Saved data entries
------------------------------------------------------------------------
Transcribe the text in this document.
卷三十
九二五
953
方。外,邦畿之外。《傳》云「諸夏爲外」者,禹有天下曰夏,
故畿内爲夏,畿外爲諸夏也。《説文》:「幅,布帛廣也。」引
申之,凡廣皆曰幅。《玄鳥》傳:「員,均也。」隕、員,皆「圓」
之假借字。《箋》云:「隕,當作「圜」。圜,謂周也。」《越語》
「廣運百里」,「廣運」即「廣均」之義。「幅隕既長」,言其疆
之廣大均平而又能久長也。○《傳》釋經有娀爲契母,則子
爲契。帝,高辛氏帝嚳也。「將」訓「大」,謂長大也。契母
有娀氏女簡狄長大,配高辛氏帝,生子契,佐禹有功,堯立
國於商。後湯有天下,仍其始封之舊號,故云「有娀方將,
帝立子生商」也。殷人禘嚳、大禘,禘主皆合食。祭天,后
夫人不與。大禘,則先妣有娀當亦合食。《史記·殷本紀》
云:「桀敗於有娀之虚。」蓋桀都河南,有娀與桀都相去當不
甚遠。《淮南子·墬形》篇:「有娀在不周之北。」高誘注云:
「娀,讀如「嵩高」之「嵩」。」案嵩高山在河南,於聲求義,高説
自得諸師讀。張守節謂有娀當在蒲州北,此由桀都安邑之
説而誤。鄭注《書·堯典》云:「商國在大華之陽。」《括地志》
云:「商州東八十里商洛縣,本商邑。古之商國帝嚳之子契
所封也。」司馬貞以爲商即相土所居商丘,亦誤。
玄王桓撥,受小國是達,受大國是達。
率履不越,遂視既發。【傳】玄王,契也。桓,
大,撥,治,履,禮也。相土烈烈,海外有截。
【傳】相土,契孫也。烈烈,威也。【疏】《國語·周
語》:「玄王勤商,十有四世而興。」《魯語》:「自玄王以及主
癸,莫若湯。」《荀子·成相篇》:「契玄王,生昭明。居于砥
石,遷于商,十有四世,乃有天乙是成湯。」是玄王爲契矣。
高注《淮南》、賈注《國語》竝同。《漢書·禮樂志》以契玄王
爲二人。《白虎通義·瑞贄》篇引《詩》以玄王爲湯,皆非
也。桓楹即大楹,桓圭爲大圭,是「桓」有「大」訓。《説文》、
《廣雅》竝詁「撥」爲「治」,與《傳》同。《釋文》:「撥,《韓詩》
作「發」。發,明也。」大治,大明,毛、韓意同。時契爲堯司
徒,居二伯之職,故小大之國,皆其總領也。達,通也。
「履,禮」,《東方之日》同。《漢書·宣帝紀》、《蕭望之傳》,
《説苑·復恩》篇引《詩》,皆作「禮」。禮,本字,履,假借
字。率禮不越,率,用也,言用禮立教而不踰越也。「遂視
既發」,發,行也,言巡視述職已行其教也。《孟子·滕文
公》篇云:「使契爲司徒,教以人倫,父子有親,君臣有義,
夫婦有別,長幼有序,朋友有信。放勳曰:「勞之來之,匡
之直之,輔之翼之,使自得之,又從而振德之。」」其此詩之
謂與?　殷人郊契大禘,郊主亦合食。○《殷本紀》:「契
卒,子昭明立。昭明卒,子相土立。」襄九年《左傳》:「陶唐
------------------------------------------------------------------------
### PROMPT
Output all of the data again. Match it exactly.

### SOLVED EXERCISE
Transcribe the text in this document.
卷三十
九二五
953
方。外,邦畿之外。《傳》云「諸夏爲外」者,禹有天下曰夏,
故畿内爲夏,畿外爲諸夏也。《説文》:「幅,布帛廣也。」引
申之,凡廣皆曰幅。《玄鳥》傳:「員,均也。」隕、員,皆「圓」
之假借字。《箋》云:「隕,當作「圜」。圜,謂周也。」《越語》
「廣運百里」,「廣運」即「廣均」之義。「幅隕既長」,言其疆
之廣大均平而又能久長也。○《傳》釋經有娀爲契母,則子
爲契。帝,高辛氏帝嚳也。「將」訓「大」,謂長大也。契母
有娀氏女簡狄長大,配高辛氏帝,生子契,佐禹有功,堯立
國於商。後湯有天下,仍其始封之舊號,故云「有娀方將,
帝立子生商」也。殷人禘嚳、大禘,禘主皆合食。祭天,后
夫人不與。大禘,則先妣有娀當亦合食。《史記·殷本紀》
云:「桀敗於有娀之虚。」蓋桀都河南,有娀與桀都相去當不
甚遠。《淮南子·墬形》篇:「有娀在不周之北。」高誘注云:
「娀,讀如「嵩高」之「嵩」。」案嵩高山在河南,於聲求義,高説
自得諸師讀。張守節謂有娀當在蒲州北,此由桀都安邑之
説而誤。鄭注《書·堯典》云:「商國在大華之陽。」《括地志》
云:「商州東八十里商洛縣,本商邑。古之商國帝嚳之子契
所封也。」司馬貞以爲商即相土所居商丘,亦誤。
玄王桓撥,受小國是達,受大國是達。
率履不越,遂視既發。【傳】玄王,契也。桓,
大,撥,治,履,禮也。相土烈烈,海外有截。
【傳】相土,契孫也。烈烈,威也。【疏】《國語·周
語》:「玄王勤商,十有四世而興。」《魯語》:「自玄王以及主
癸,莫若湯。」《荀子·成相篇》:「契玄王,生昭明。居于砥
石,遷于商,十有四世,乃有天乙是成湯。」是玄王爲契矣。
高注《淮南》、賈注《國語》竝同。《漢書·禮樂志》以契玄王
爲二人。《白虎通義·瑞贄》篇引《詩》以玄王爲湯,皆非
也。桓楹即大楹,桓圭爲大圭,是「桓」有「大」訓。《説文》、
《廣雅》竝詁「撥」爲「治」,與《傳》同。《釋文》:「撥,《韓詩》
作「發」。發,明也。」大治,大明,毛、韓意同。時契爲堯司
徒,居二伯之職,故小大之國,皆其總領也。達,通也。
「履,禮」,《東方之日》同。《漢書·宣帝紀》、《蕭望之傳》,
《説苑·復恩》篇引《詩》,皆作「禮」。禮,本字,履,假借
字。率禮不越,率,用也,言用禮立教而不踰越也。「遂視
既發」,發,行也,言巡視述職已行其教也。《孟子·滕文
公》篇云:「使契爲司徒,教以人倫,父子有親,君臣有義,
夫婦有別,長幼有序,朋友有信。放勳曰:「勞之來之,匡
之直之,輔之翼之,使自得之,又從而振德之。」」其此詩之
謂與?　殷人郊契大禘,郊主亦合食。○《殷本紀》:「契
卒,子昭明立。昭明卒,子相土立。」襄九年《左傳》:「陶唐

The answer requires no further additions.